● **WHAT NEEDS TO BE DONE**:
Set down, word for word, the lines from the one holding "Parse this screenshot: output" to the final line, both included, and skip the pictures.

═══ RECORDS ═══

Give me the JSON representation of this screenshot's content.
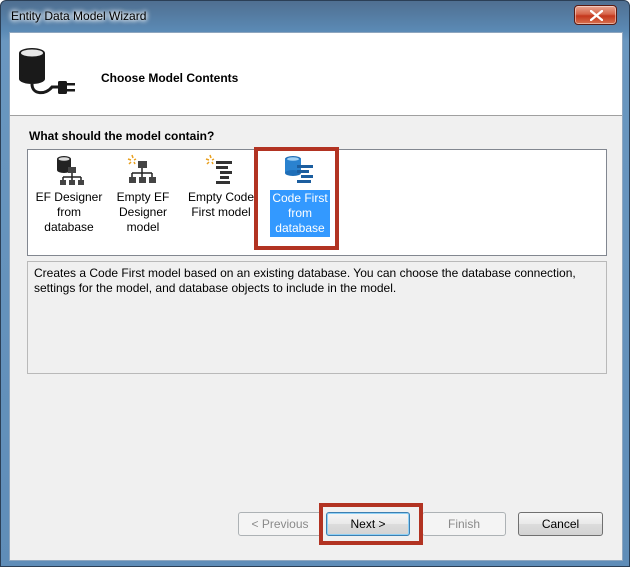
{
  "window": {
    "title": "Entity Data Model Wizard"
  },
  "header": {
    "title": "Choose Model Contents"
  },
  "question": "What should the model contain?",
  "options": [
    {
      "label": "EF Designer\nfrom\ndatabase",
      "icon": "database-model-icon",
      "selected": false
    },
    {
      "label": "Empty EF\nDesigner\nmodel",
      "icon": "empty-designer-icon",
      "selected": false
    },
    {
      "label": "Empty Code\nFirst model",
      "icon": "empty-code-first-icon",
      "selected": false
    },
    {
      "label": "Code First\nfrom\ndatabase",
      "icon": "code-first-database-icon",
      "selected": true
    }
  ],
  "description": "Creates a Code First model based on an existing database. You can choose the database connection, settings for the model, and database objects to include in the model.",
  "buttons": {
    "previous": "< Previous",
    "next": "Next >",
    "finish": "Finish",
    "cancel": "Cancel"
  },
  "colors": {
    "selection": "#3399ff",
    "annotation": "#b23322"
  }
}
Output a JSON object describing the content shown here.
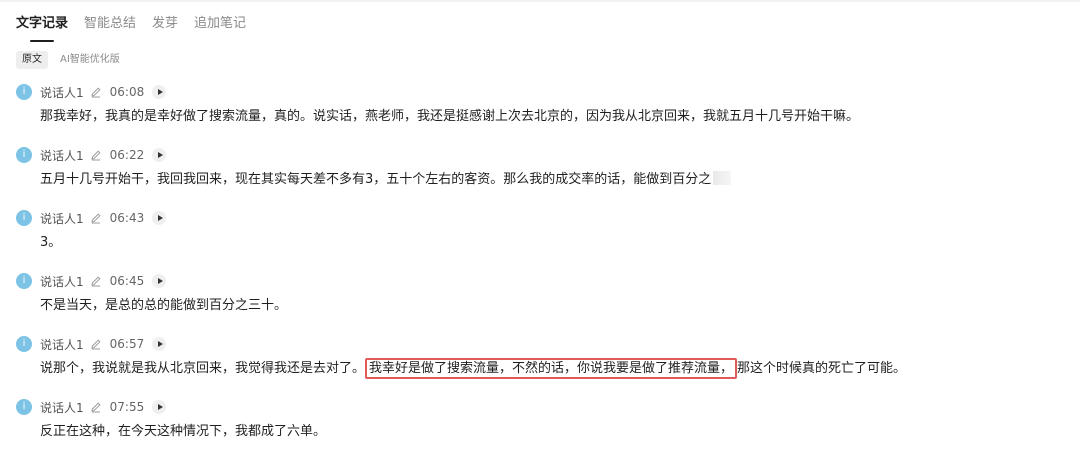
{
  "tabs": [
    "文字记录",
    "智能总结",
    "发芽",
    "追加笔记"
  ],
  "modes": [
    "原文",
    "AI智能优化版"
  ],
  "avatar_letter": "i",
  "entries": [
    {
      "speaker": "说话人1",
      "time": "06:08",
      "text": "那我幸好，我真的是幸好做了搜索流量，真的。说实话，燕老师，我还是挺感谢上次去北京的，因为我从北京回来，我就五月十几号开始干嘛。"
    },
    {
      "speaker": "说话人1",
      "time": "06:22",
      "text": "五月十几号开始干，我回我回来，现在其实每天差不多有3，五十个左右的客资。那么我的成交率的话，能做到百分之"
    },
    {
      "speaker": "说话人1",
      "time": "06:43",
      "text": "3。"
    },
    {
      "speaker": "说话人1",
      "time": "06:45",
      "text": "不是当天，是总的总的能做到百分之三十。"
    },
    {
      "speaker": "说话人1",
      "time": "06:57",
      "text_before": "说那个，我说就是我从北京回来，我觉得我还是去对了。",
      "text_highlight": "我幸好是做了搜索流量，不然的话，你说我要是做了推荐流量，",
      "text_after": "那这个时候真的死亡了可能。"
    },
    {
      "speaker": "说话人1",
      "time": "07:55",
      "text": "反正在这种，在今天这种情况下，我都成了六单。"
    }
  ]
}
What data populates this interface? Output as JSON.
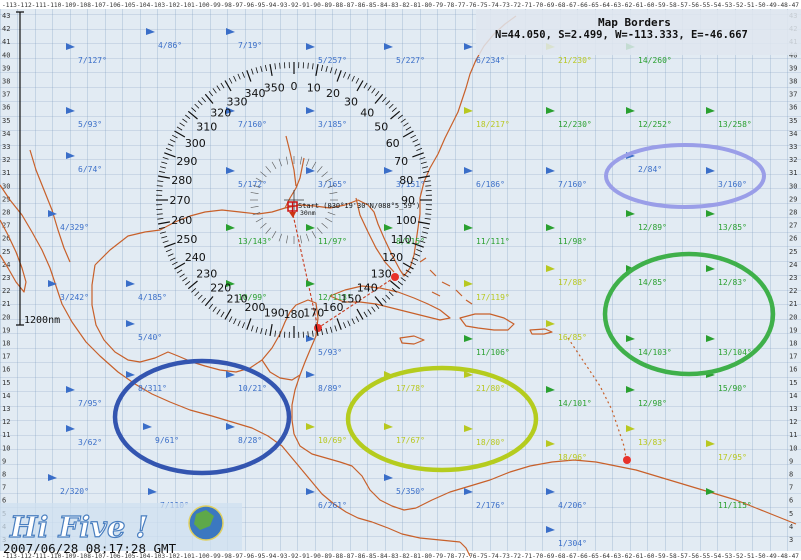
{
  "map_borders": {
    "title": "Map Borders",
    "values": "N=44.050, S=2.499, W=-113.333, E=-46.667"
  },
  "start_marker": {
    "label": "Start (030°19'30\"N/088°5_59\")",
    "sub_label": "30nm"
  },
  "scale_label": "1200nm",
  "timestamp": "2007/06/28 08:17:28 GMT",
  "logo_text": "Hi Five !",
  "compass_numbers": [
    "0",
    "10",
    "20",
    "30",
    "40",
    "50",
    "60",
    "70",
    "80",
    "90",
    "100",
    "110",
    "120",
    "130",
    "140",
    "150",
    "160",
    "170",
    "180",
    "190",
    "200",
    "210",
    "220",
    "230",
    "240",
    "250",
    "260",
    "270",
    "280",
    "290",
    "300",
    "310",
    "320",
    "330",
    "340",
    "350"
  ],
  "left_axis_labels": [
    "43",
    "42",
    "41",
    "40",
    "39",
    "38",
    "37",
    "36",
    "35",
    "34",
    "33",
    "32",
    "31",
    "30",
    "29",
    "28",
    "27",
    "26",
    "25",
    "24",
    "23",
    "22",
    "21",
    "20",
    "19",
    "18",
    "17",
    "16",
    "15",
    "14",
    "13",
    "12",
    "11",
    "10",
    "9",
    "8",
    "7",
    "6",
    "5",
    "4",
    "3"
  ],
  "right_axis_labels": [
    "43",
    "42",
    "41",
    "40",
    "39",
    "38",
    "37",
    "36",
    "35",
    "34",
    "33",
    "32",
    "31",
    "30",
    "29",
    "28",
    "27",
    "26",
    "25",
    "24",
    "23",
    "22",
    "21",
    "20",
    "19",
    "18",
    "17",
    "16",
    "15",
    "14",
    "13",
    "12",
    "11",
    "10",
    "9",
    "8",
    "7",
    "6",
    "5",
    "4",
    "3"
  ],
  "top_axis_text": "-113-112-111-110-109-108-107-106-105-104-103-102-101-100-99-98-97-96-95-94-93-92-91-90-89-88-87-86-85-84-83-82-81-80-79-78-77-76-75-74-73-72-71-70-69-68-67-66-65-64-63-62-61-60-59-58-57-56-55-54-53-52-51-50-49-48-47",
  "bottom_axis_text": "-113-112-111-110-109-108-107-106-105-104-103-102-101-100-99-98-97-96-95-94-93-92-91-90-89-88-87-86-85-84-83-82-81-80-79-78-77-76-75-74-73-72-71-70-69-68-67-66-65-64-63-62-61-60-59-58-57-56-55-54-53-52-51-50-49-48-47",
  "colors": {
    "wind_blue": "#3a6ec8",
    "wind_yellow": "#b8c820",
    "wind_green": "#2aa030",
    "coast": "#c8602a",
    "circle_blue": "#3355b0",
    "circle_yellow": "#b5cc1e",
    "circle_green": "#3fb04a",
    "circle_lavender": "#9a9ee8"
  },
  "wind_labels": [
    {
      "text": "4/86°",
      "color": "blue"
    },
    {
      "text": "7/127°",
      "color": "blue"
    },
    {
      "text": "7/19°",
      "color": "blue"
    },
    {
      "text": "5/257°",
      "color": "blue"
    },
    {
      "text": "5/227°",
      "color": "blue"
    },
    {
      "text": "6/234°",
      "color": "blue"
    },
    {
      "text": "21/230°",
      "color": "yellow"
    },
    {
      "text": "14/260°",
      "color": "green"
    },
    {
      "text": "5/93°",
      "color": "blue"
    },
    {
      "text": "7/160°",
      "color": "blue"
    },
    {
      "text": "3/185°",
      "color": "blue"
    },
    {
      "text": "18/217°",
      "color": "yellow"
    },
    {
      "text": "12/230°",
      "color": "green"
    },
    {
      "text": "12/252°",
      "color": "green"
    },
    {
      "text": "13/258°",
      "color": "green"
    },
    {
      "text": "6/74°",
      "color": "blue"
    },
    {
      "text": "5/172°",
      "color": "blue"
    },
    {
      "text": "3/165°",
      "color": "blue"
    },
    {
      "text": "3/151°",
      "color": "blue"
    },
    {
      "text": "6/186°",
      "color": "blue"
    },
    {
      "text": "7/160°",
      "color": "blue"
    },
    {
      "text": "2/84°",
      "color": "blue"
    },
    {
      "text": "3/160°",
      "color": "blue"
    },
    {
      "text": "4/329°",
      "color": "blue"
    },
    {
      "text": "13/143°",
      "color": "green"
    },
    {
      "text": "11/97°",
      "color": "green"
    },
    {
      "text": "8/115°",
      "color": "green"
    },
    {
      "text": "11/111°",
      "color": "green"
    },
    {
      "text": "11/98°",
      "color": "green"
    },
    {
      "text": "12/89°",
      "color": "green"
    },
    {
      "text": "13/85°",
      "color": "green"
    },
    {
      "text": "3/242°",
      "color": "blue"
    },
    {
      "text": "4/185°",
      "color": "blue"
    },
    {
      "text": "10/99°",
      "color": "green"
    },
    {
      "text": "12/113°",
      "color": "green"
    },
    {
      "text": "17/119°",
      "color": "yellow"
    },
    {
      "text": "17/88°",
      "color": "yellow"
    },
    {
      "text": "14/85°",
      "color": "green"
    },
    {
      "text": "12/83°",
      "color": "green"
    },
    {
      "text": "5/40°",
      "color": "blue"
    },
    {
      "text": "5/93°",
      "color": "blue"
    },
    {
      "text": "11/106°",
      "color": "green"
    },
    {
      "text": "16/85°",
      "color": "yellow"
    },
    {
      "text": "14/103°",
      "color": "green"
    },
    {
      "text": "13/104°",
      "color": "green"
    },
    {
      "text": "8/311°",
      "color": "blue"
    },
    {
      "text": "10/21°",
      "color": "blue"
    },
    {
      "text": "8/89°",
      "color": "blue"
    },
    {
      "text": "17/78°",
      "color": "yellow"
    },
    {
      "text": "21/80°",
      "color": "yellow"
    },
    {
      "text": "7/95°",
      "color": "blue"
    },
    {
      "text": "14/101°",
      "color": "green"
    },
    {
      "text": "12/98°",
      "color": "green"
    },
    {
      "text": "15/90°",
      "color": "green"
    },
    {
      "text": "3/62°",
      "color": "blue"
    },
    {
      "text": "9/61°",
      "color": "blue"
    },
    {
      "text": "8/28°",
      "color": "blue"
    },
    {
      "text": "10/69°",
      "color": "yellow"
    },
    {
      "text": "17/67°",
      "color": "yellow"
    },
    {
      "text": "18/80°",
      "color": "yellow"
    },
    {
      "text": "18/96°",
      "color": "yellow"
    },
    {
      "text": "13/83°",
      "color": "yellow"
    },
    {
      "text": "17/95°",
      "color": "yellow"
    },
    {
      "text": "2/320°",
      "color": "blue"
    },
    {
      "text": "5/350°",
      "color": "blue"
    },
    {
      "text": "6/261°",
      "color": "blue"
    },
    {
      "text": "2/176°",
      "color": "blue"
    },
    {
      "text": "4/206°",
      "color": "blue"
    },
    {
      "text": "11/115°",
      "color": "green"
    },
    {
      "text": "7/110°",
      "color": "blue"
    },
    {
      "text": "1/304°",
      "color": "blue"
    }
  ]
}
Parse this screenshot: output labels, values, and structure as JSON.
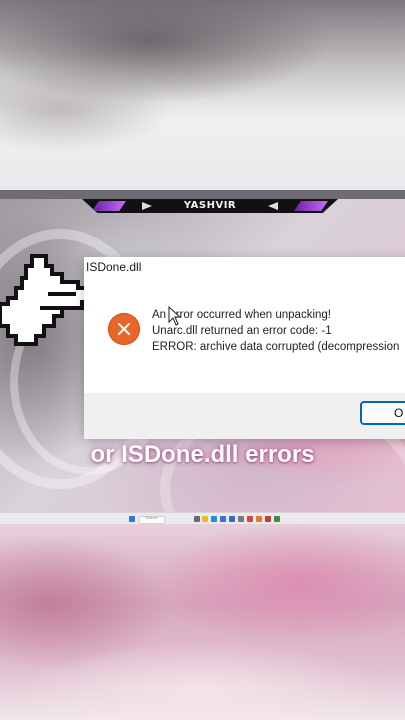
{
  "banner": {
    "name": "YASHVIR"
  },
  "dialog": {
    "title": "ISDone.dll",
    "messages": [
      "An error occurred when unpacking!",
      "Unarc.dll returned an error code: -1",
      "ERROR: archive data corrupted (decompression"
    ],
    "ok_label": "O"
  },
  "caption": "or ISDone.dll errors",
  "taskbar": {
    "search_placeholder": "Search",
    "icons": [
      "start-icon",
      "search-box",
      "file-explorer-icon",
      "edge-icon",
      "store-icon",
      "mail-icon",
      "settings-icon",
      "chrome-icon",
      "app-icon"
    ]
  },
  "colors": {
    "error_icon": "#e8662a",
    "ok_border": "#0067c0",
    "banner_accent": "#b44cff",
    "caption_glow": "#b42878"
  }
}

═══

● **REPLY TO THE TASK**:
Parse this screenshot: output labels, values, and structure as JSON.
{
  "banner": {
    "name": "YASHVIR"
  },
  "dialog": {
    "title": "ISDone.dll",
    "messages": [
      "An error occurred when unpacking!",
      "Unarc.dll returned an error code: -1",
      "ERROR: archive data corrupted (decompression"
    ],
    "ok_label": "O"
  },
  "caption": "or ISDone.dll errors",
  "taskbar": {
    "search_placeholder": "Search",
    "icons": [
      "start-icon",
      "search-box",
      "file-explorer-icon",
      "edge-icon",
      "store-icon",
      "mail-icon",
      "settings-icon",
      "chrome-icon",
      "app-icon"
    ]
  },
  "colors": {
    "error_icon": "#e8662a",
    "ok_border": "#0067c0",
    "banner_accent": "#b44cff",
    "caption_glow": "#b42878"
  }
}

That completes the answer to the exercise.